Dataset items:
## BEGIN

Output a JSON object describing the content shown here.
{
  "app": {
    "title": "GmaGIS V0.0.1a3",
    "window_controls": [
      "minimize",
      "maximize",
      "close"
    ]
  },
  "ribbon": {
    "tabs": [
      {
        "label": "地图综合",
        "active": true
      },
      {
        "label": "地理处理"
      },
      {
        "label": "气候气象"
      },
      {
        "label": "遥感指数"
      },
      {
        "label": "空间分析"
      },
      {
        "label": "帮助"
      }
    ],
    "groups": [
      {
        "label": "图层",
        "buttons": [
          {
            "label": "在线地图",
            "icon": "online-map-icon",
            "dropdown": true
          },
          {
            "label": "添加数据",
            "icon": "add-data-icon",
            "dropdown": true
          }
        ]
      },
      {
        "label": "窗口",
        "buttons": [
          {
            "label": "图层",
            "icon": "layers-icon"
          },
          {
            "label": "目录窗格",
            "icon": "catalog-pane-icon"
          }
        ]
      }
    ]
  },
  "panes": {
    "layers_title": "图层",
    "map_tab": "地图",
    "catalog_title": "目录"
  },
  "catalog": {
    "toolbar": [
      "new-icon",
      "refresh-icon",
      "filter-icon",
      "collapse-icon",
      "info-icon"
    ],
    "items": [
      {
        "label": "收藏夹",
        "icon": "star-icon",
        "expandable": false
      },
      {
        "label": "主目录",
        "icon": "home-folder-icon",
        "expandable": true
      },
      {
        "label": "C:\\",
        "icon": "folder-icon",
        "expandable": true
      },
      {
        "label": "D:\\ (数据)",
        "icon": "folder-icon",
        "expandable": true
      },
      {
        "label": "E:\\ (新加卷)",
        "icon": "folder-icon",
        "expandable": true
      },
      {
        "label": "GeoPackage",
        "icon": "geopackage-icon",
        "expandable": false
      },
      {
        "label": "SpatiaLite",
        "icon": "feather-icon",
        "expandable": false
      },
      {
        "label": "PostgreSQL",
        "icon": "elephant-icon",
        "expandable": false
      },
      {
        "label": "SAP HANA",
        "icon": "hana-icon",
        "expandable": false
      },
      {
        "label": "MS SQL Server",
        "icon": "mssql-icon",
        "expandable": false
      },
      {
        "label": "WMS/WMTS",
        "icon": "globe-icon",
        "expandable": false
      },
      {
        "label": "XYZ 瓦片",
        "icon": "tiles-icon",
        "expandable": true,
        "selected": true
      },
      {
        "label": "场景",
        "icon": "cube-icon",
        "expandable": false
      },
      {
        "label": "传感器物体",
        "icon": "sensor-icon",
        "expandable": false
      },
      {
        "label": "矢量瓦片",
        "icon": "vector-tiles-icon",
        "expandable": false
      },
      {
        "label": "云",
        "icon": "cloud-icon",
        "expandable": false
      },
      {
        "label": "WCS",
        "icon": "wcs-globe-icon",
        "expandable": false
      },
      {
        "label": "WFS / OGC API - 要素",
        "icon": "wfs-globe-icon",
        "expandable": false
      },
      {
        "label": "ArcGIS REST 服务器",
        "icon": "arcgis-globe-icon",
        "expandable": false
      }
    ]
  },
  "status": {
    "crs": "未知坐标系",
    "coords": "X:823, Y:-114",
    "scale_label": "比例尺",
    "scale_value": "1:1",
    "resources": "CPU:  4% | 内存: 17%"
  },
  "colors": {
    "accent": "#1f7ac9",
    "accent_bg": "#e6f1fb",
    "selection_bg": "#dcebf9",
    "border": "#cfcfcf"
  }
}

## END

TASK PROMPT: Which lines in the records above contain the string "tiles"? Copy each one.

ANSWER TO THE EXERCISE:
        "icon": "tiles-icon",
        "icon": "vector-tiles-icon",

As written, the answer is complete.